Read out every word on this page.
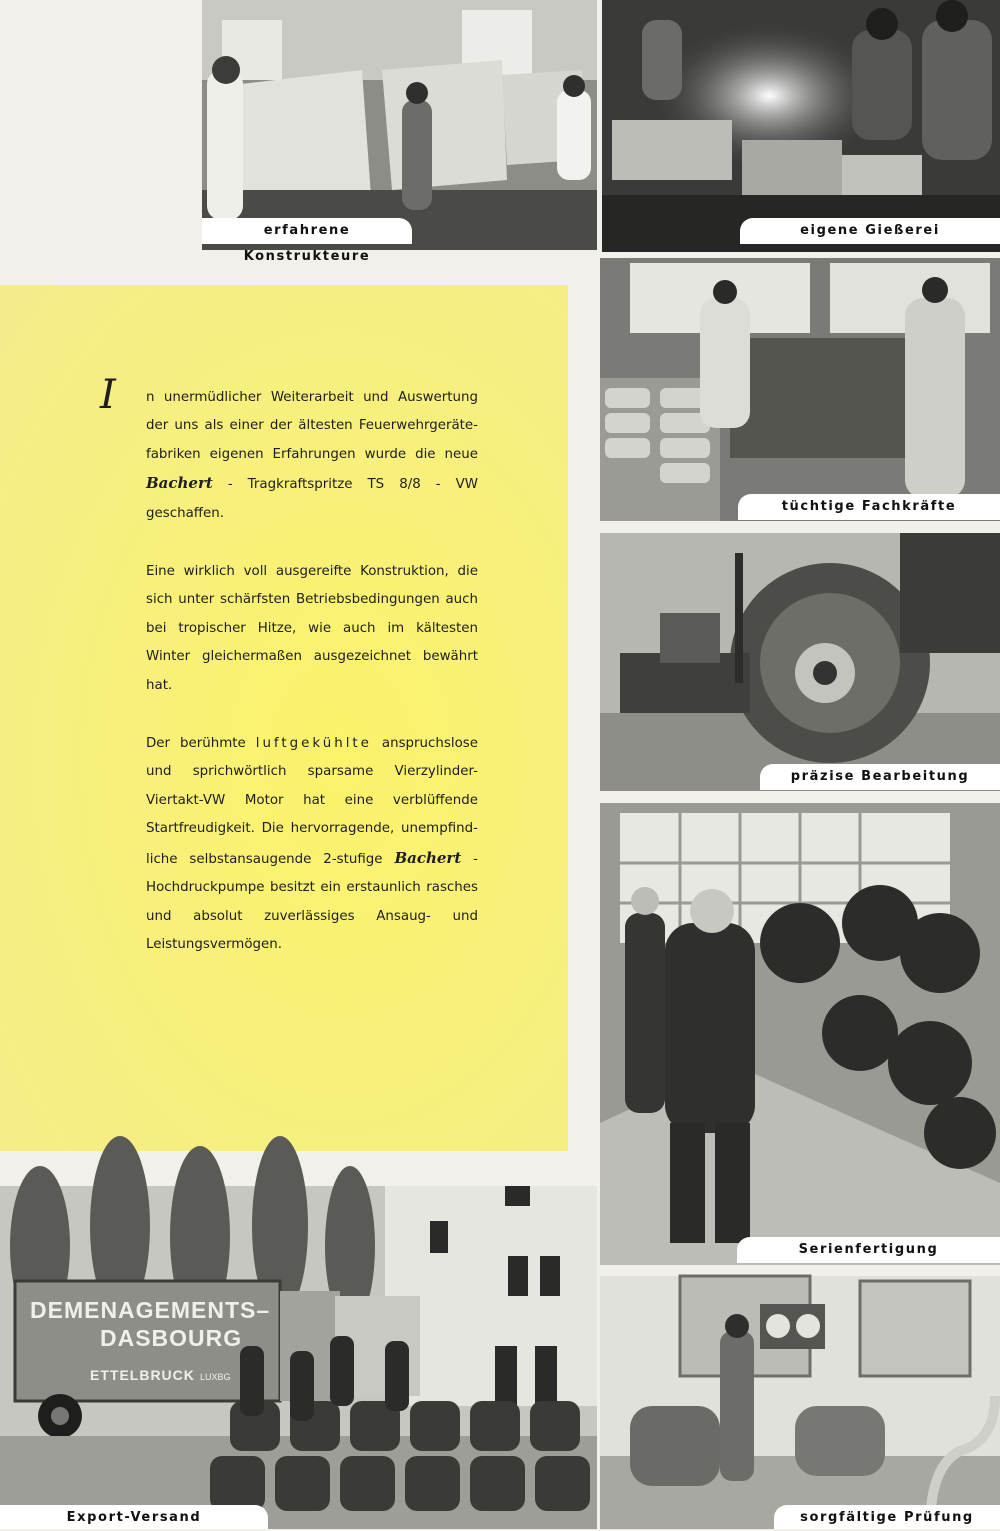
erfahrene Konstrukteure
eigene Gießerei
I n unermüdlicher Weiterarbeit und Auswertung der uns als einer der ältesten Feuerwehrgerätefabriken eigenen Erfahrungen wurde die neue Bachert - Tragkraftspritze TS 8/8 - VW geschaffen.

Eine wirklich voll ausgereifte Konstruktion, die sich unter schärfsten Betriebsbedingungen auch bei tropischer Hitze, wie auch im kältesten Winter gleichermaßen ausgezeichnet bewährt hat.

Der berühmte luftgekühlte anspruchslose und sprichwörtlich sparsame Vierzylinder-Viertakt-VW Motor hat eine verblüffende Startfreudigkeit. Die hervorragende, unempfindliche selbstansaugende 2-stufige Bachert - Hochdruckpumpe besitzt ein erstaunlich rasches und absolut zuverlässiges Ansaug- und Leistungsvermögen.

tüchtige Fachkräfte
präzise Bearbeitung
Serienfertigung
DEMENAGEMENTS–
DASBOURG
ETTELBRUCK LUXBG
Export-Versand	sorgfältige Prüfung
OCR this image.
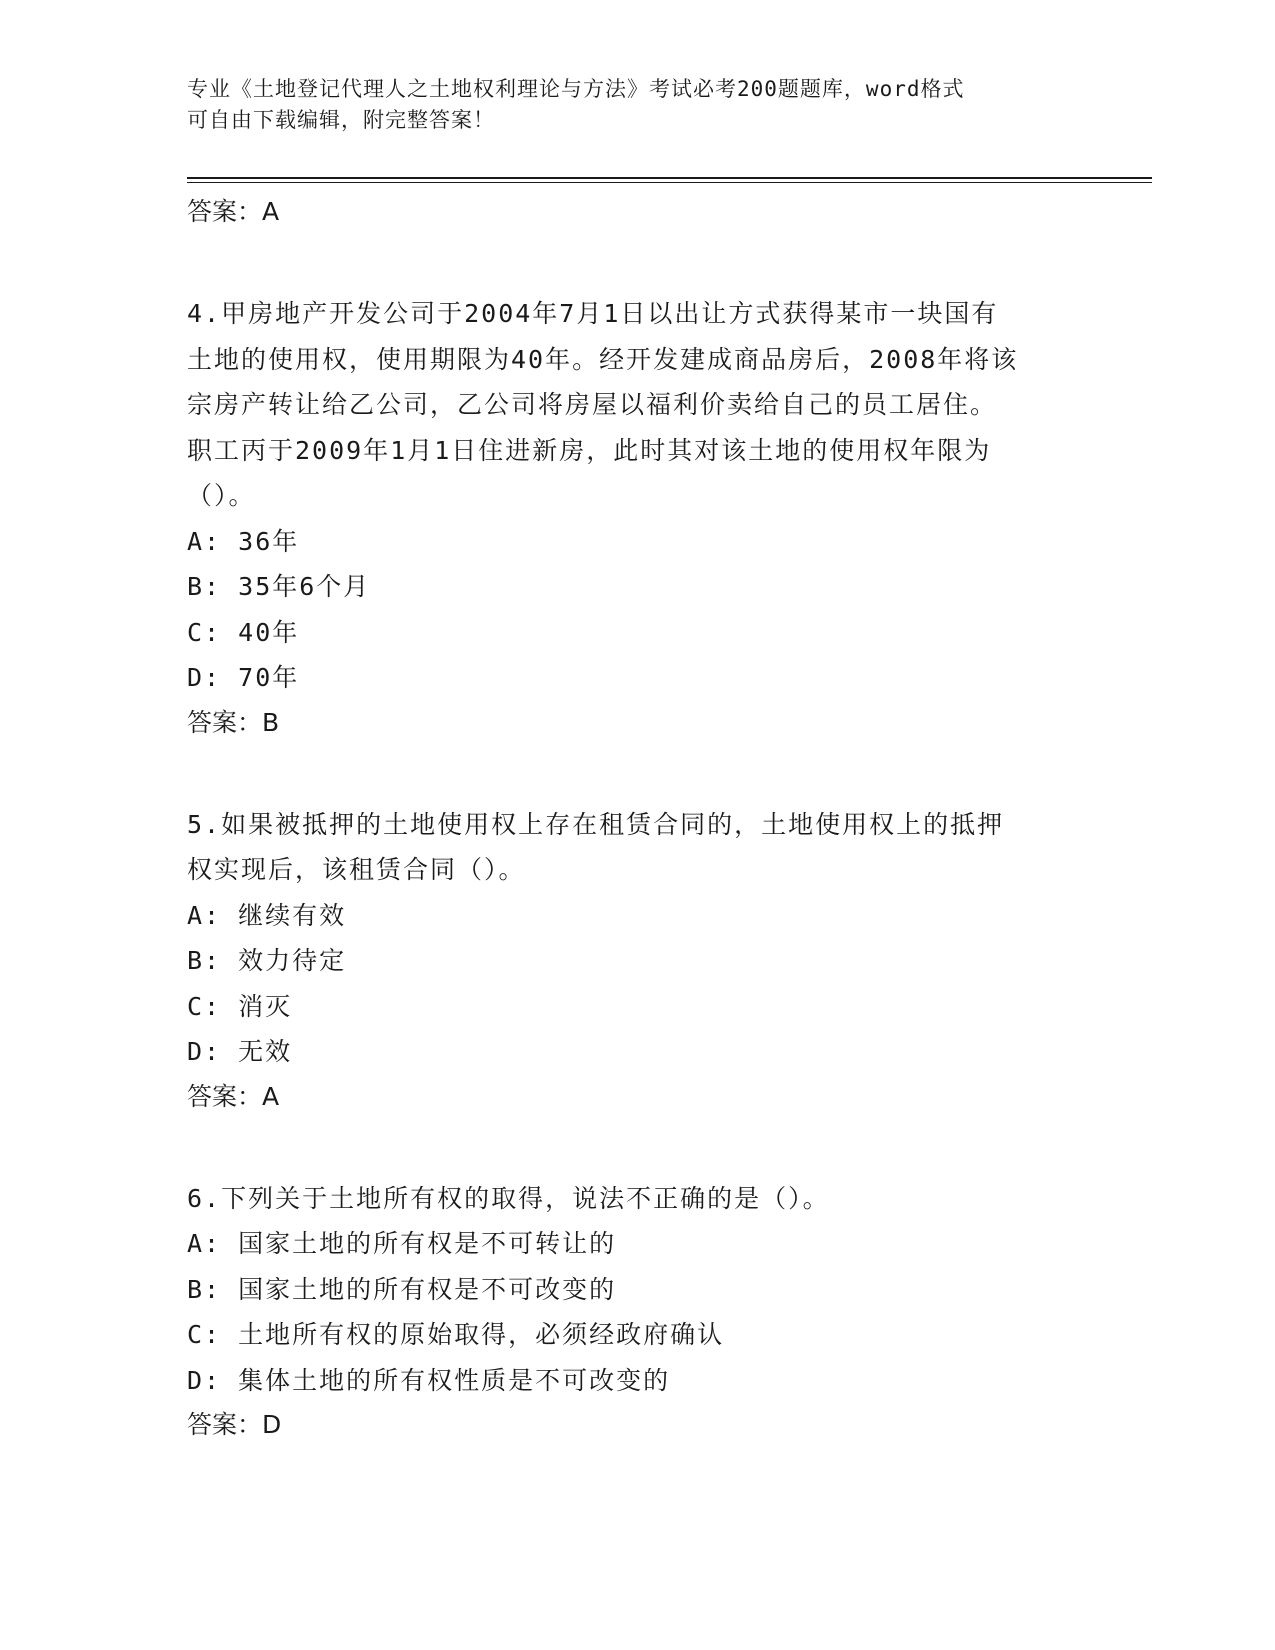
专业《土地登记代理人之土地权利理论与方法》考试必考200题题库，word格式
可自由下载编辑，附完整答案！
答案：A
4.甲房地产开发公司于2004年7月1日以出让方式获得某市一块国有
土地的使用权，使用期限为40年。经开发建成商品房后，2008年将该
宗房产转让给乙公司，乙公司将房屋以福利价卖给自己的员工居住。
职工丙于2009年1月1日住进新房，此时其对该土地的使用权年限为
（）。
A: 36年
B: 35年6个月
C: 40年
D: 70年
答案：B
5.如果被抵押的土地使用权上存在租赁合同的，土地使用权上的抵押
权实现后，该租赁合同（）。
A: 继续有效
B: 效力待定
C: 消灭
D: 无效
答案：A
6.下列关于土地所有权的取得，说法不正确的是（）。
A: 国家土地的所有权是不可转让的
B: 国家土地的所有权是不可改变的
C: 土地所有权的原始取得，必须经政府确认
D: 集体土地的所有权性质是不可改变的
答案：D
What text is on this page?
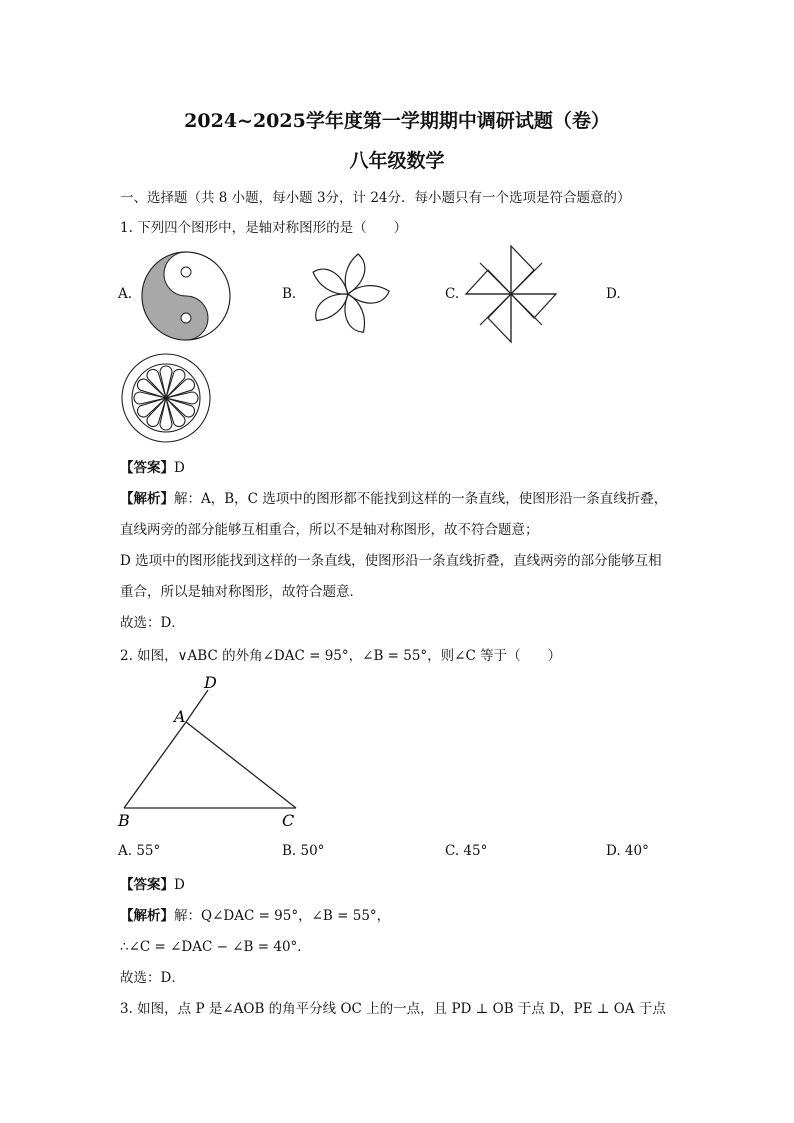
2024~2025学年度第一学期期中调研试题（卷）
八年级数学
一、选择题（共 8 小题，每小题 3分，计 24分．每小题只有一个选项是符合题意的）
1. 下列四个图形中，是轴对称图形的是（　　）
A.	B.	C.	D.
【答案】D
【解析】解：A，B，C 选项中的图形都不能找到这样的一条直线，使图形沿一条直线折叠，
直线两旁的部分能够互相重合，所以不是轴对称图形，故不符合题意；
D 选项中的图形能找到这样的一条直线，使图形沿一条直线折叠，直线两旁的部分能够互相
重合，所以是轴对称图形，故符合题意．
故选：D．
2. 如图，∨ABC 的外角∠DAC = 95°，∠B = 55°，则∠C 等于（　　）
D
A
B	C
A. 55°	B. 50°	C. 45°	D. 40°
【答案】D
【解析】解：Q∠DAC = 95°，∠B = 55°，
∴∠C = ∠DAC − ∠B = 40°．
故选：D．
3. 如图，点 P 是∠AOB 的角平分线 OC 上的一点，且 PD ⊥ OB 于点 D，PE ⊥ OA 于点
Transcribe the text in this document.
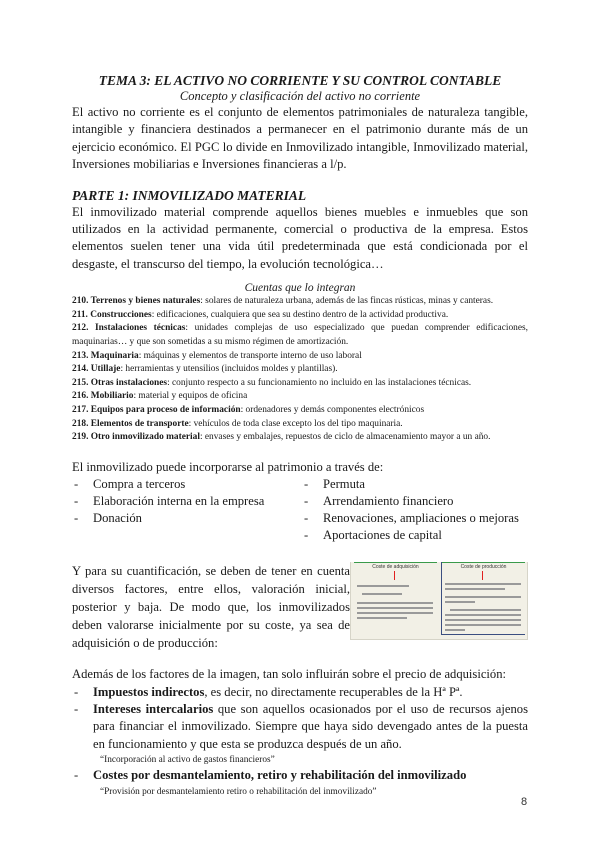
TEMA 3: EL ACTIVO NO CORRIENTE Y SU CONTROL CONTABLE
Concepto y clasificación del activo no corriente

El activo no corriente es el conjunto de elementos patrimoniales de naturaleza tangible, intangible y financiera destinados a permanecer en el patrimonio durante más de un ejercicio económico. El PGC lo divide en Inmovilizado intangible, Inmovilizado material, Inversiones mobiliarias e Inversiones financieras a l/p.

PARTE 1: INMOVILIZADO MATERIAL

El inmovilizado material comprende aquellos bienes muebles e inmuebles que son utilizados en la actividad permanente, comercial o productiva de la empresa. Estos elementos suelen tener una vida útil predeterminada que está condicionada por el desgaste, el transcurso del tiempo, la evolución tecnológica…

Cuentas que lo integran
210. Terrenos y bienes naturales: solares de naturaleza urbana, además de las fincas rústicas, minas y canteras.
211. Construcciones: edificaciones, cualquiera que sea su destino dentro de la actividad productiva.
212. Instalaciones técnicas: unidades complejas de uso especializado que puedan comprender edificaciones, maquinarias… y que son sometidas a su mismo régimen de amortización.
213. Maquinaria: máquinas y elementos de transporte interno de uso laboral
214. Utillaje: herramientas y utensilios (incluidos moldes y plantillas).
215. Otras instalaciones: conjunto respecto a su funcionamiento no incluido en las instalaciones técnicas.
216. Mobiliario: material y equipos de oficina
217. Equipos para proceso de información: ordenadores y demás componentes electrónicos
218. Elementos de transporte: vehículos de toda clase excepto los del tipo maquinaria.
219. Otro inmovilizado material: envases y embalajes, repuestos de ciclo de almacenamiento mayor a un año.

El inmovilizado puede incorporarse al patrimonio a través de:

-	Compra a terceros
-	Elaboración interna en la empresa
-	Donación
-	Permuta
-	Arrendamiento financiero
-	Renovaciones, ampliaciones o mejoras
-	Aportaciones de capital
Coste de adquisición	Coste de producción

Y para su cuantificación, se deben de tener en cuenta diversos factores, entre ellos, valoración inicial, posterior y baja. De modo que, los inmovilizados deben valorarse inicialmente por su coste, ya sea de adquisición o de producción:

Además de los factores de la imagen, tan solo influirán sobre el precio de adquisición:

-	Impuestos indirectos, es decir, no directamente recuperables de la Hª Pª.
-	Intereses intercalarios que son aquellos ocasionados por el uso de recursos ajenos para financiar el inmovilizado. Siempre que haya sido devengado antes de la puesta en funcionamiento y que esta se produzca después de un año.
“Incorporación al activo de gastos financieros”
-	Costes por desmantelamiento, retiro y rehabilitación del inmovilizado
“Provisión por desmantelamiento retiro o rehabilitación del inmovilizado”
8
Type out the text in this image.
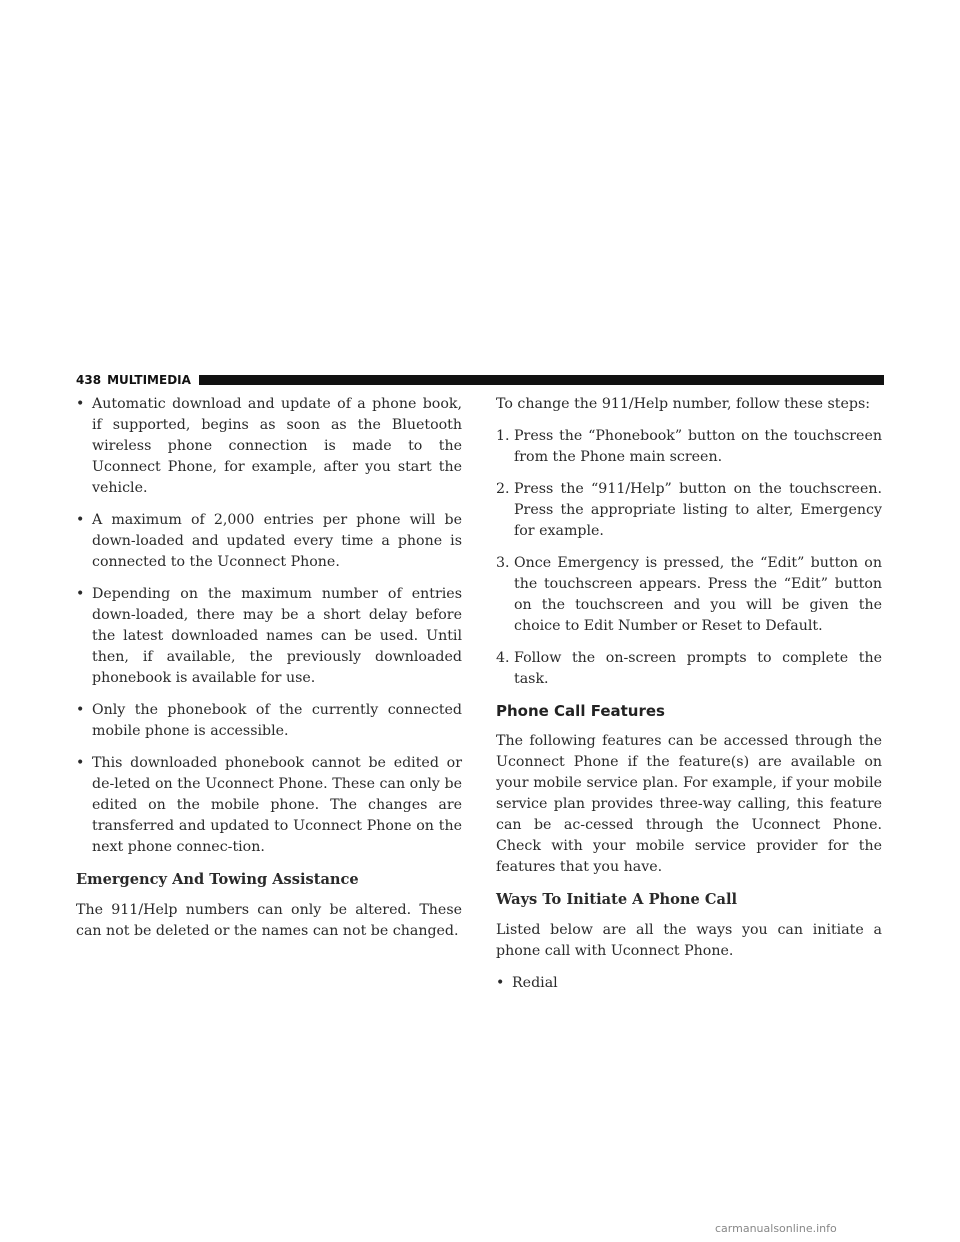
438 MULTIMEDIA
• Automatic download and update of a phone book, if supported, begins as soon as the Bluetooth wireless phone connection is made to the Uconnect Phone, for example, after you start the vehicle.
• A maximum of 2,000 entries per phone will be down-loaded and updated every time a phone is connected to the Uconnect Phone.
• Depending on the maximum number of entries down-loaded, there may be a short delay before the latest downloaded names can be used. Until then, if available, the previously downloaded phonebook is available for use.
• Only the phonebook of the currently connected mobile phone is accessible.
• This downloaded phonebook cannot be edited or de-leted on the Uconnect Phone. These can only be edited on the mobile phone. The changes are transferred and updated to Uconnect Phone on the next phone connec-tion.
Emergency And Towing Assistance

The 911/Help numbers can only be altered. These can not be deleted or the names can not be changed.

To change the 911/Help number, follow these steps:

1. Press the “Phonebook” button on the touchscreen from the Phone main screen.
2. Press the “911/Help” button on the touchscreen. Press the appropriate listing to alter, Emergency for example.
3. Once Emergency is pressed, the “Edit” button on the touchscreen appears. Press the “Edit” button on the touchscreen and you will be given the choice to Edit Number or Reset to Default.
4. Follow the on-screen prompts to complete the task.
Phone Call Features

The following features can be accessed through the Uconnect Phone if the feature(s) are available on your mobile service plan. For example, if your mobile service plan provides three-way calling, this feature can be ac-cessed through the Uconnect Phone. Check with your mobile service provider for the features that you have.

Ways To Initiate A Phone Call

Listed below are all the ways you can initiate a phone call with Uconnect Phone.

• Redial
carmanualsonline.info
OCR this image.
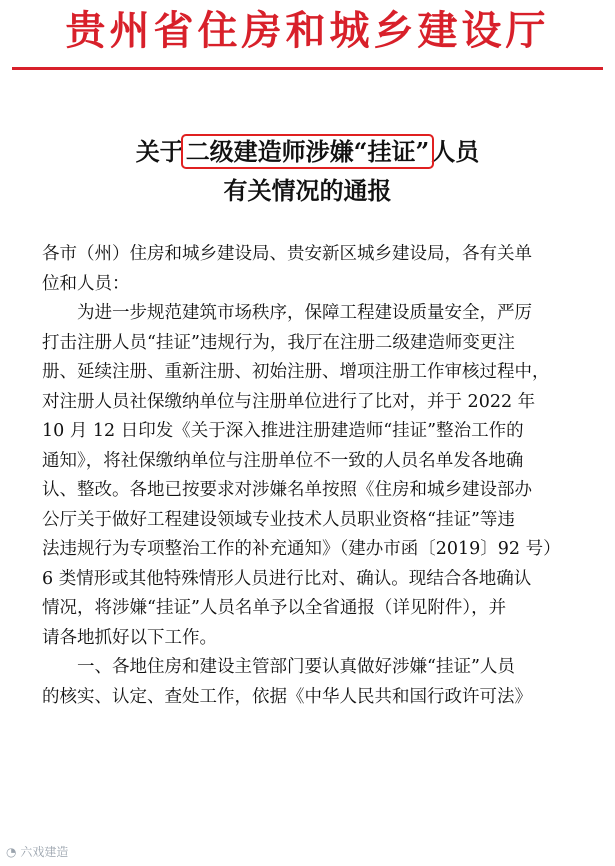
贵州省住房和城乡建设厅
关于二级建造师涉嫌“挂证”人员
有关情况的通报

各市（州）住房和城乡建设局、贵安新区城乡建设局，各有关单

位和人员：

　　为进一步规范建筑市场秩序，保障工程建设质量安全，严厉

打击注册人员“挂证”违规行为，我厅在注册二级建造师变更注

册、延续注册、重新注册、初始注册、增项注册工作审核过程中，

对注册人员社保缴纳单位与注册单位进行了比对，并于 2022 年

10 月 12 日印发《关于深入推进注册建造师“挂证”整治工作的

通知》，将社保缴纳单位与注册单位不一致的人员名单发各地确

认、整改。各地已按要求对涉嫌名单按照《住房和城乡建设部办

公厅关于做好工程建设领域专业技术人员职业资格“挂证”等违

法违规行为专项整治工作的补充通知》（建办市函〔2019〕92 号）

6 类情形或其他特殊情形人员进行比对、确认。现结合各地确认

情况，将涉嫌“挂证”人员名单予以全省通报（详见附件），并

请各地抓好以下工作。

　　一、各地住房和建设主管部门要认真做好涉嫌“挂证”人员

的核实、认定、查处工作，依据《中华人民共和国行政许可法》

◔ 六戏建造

···

- _Task description_
Copy out every line with the word "conjunto".

- _Solution to this task_
El activo no corriente es el conjunto de elementos patrimoniales de naturaleza tangible, intangible y financiera destinados a permanecer en el patrimonio durante más de un ejercicio económico. El PGC lo divide en Inmovilizado intangible, Inmovilizado material, Inversiones mobiliarias e Inversiones financieras a l/p.
215. Otras instalaciones: conjunto respecto a su funcionamiento no incluido en las instalaciones técnicas.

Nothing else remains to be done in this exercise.